***** Input material *****

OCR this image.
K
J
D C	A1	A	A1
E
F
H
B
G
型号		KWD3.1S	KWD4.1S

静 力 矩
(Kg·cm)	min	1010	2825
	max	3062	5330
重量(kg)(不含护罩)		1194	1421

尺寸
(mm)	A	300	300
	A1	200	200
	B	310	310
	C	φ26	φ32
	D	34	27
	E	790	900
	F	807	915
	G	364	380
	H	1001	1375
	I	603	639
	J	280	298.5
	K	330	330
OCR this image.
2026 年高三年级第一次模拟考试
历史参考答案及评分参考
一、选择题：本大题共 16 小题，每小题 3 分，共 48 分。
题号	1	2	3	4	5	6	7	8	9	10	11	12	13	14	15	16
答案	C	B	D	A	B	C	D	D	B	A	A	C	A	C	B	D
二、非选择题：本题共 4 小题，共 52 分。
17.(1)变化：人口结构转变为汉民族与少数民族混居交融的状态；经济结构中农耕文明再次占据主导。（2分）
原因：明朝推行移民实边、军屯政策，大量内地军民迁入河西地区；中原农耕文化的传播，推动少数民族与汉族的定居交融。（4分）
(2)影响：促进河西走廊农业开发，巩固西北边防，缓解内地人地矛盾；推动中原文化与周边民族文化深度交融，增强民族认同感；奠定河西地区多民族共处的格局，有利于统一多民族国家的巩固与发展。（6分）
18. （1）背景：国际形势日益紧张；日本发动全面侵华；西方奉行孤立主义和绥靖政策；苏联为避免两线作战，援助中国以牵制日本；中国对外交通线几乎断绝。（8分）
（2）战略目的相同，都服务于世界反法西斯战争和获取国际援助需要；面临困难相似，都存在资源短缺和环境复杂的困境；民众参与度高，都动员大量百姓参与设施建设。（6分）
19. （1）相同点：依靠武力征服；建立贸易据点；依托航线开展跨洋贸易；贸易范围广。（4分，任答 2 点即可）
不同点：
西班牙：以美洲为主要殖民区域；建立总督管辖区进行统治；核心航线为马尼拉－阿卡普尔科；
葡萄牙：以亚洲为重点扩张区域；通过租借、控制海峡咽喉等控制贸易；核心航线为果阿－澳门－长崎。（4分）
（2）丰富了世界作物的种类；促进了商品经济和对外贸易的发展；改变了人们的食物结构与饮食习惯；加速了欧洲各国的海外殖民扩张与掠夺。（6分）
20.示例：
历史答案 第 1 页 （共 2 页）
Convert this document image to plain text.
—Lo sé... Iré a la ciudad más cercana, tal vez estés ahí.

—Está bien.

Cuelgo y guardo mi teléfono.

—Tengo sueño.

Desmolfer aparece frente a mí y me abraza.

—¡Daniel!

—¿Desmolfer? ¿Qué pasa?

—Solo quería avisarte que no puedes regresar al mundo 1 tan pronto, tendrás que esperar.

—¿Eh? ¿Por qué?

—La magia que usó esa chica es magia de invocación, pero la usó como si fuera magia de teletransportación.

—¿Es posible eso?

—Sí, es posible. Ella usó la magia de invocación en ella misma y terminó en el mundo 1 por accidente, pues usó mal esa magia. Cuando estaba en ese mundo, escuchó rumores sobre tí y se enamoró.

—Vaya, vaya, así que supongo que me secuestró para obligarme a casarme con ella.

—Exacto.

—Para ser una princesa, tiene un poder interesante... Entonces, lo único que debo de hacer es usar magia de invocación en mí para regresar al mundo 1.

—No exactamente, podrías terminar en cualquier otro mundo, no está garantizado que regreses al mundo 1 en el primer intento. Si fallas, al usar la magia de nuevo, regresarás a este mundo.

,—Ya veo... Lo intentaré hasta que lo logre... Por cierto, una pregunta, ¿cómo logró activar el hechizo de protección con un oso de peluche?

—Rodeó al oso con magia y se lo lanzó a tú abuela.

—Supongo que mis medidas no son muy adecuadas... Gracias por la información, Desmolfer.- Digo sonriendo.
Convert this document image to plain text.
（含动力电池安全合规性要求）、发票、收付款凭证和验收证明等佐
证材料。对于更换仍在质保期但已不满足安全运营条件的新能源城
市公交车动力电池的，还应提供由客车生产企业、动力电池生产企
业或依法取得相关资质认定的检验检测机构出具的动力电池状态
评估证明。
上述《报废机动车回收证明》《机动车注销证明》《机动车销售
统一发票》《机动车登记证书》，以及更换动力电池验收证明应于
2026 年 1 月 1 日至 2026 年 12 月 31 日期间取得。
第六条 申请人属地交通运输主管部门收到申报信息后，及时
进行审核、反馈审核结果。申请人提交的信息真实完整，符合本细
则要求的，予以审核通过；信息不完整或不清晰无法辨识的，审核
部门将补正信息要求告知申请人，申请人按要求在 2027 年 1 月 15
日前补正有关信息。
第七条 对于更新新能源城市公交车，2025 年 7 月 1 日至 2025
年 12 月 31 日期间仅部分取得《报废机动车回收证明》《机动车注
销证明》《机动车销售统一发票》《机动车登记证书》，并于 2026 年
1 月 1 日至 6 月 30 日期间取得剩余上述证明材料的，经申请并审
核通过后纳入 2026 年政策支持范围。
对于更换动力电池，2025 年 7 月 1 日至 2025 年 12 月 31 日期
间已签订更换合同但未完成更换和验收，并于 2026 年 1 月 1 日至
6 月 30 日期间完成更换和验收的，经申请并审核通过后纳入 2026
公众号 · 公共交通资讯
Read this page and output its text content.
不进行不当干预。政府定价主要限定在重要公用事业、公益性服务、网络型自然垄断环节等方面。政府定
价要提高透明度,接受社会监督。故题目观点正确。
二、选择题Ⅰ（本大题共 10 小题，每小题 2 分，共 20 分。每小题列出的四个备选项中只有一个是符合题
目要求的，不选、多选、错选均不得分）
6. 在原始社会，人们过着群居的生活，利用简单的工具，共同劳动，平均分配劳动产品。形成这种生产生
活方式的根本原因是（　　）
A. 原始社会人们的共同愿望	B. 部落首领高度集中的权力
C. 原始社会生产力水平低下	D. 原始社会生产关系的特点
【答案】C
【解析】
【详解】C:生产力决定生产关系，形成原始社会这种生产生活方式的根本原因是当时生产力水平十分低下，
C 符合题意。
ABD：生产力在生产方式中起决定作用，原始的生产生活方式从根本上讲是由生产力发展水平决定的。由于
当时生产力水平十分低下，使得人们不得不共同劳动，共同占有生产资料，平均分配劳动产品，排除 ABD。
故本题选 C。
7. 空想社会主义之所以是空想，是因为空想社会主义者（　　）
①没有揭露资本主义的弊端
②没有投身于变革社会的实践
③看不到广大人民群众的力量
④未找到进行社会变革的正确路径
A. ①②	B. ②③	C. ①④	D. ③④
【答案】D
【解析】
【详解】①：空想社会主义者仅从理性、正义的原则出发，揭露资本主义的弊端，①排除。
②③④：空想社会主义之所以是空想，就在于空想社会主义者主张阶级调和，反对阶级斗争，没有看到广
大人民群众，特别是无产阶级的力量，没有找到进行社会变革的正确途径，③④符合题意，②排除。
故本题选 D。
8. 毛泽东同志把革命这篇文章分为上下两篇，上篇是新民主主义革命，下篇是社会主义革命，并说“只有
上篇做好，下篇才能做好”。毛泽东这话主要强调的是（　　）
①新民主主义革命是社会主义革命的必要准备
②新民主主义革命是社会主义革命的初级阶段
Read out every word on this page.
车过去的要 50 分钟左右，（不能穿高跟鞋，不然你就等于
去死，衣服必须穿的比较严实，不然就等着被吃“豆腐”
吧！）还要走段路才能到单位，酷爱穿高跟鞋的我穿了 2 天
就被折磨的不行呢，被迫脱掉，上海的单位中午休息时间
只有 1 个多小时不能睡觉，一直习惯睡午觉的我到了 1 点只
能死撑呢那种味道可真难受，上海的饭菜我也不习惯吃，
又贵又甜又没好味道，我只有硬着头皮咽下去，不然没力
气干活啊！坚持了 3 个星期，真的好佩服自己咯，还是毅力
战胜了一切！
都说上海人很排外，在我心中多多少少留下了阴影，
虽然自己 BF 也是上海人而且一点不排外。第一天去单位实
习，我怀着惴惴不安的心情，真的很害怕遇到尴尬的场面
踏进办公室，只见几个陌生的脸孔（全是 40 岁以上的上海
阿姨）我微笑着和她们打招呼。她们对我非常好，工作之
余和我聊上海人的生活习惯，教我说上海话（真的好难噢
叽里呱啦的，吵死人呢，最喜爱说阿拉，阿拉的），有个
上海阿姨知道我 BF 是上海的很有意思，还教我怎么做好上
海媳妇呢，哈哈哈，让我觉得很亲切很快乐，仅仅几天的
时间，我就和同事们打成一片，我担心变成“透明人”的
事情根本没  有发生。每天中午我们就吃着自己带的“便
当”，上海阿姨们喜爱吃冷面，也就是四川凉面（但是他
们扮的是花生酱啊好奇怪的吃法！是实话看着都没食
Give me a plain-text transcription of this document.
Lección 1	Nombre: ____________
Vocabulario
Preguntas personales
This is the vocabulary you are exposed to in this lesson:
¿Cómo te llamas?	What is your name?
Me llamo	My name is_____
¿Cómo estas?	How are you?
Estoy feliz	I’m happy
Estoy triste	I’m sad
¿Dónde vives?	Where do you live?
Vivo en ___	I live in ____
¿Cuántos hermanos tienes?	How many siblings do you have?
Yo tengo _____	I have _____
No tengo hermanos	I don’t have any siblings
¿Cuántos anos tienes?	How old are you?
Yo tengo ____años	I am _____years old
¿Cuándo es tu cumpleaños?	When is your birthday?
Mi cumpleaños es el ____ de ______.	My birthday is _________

*****

Check every line of the data, and copy the ones that contain "Desmolfer".

Desmolfer aparece frente a mí y me abraza.
—¿Desmolfer? ¿Qué pasa?
—Supongo que mis medidas no son muy adecuadas... Gracias por la información, Desmolfer.- Digo sonriendo.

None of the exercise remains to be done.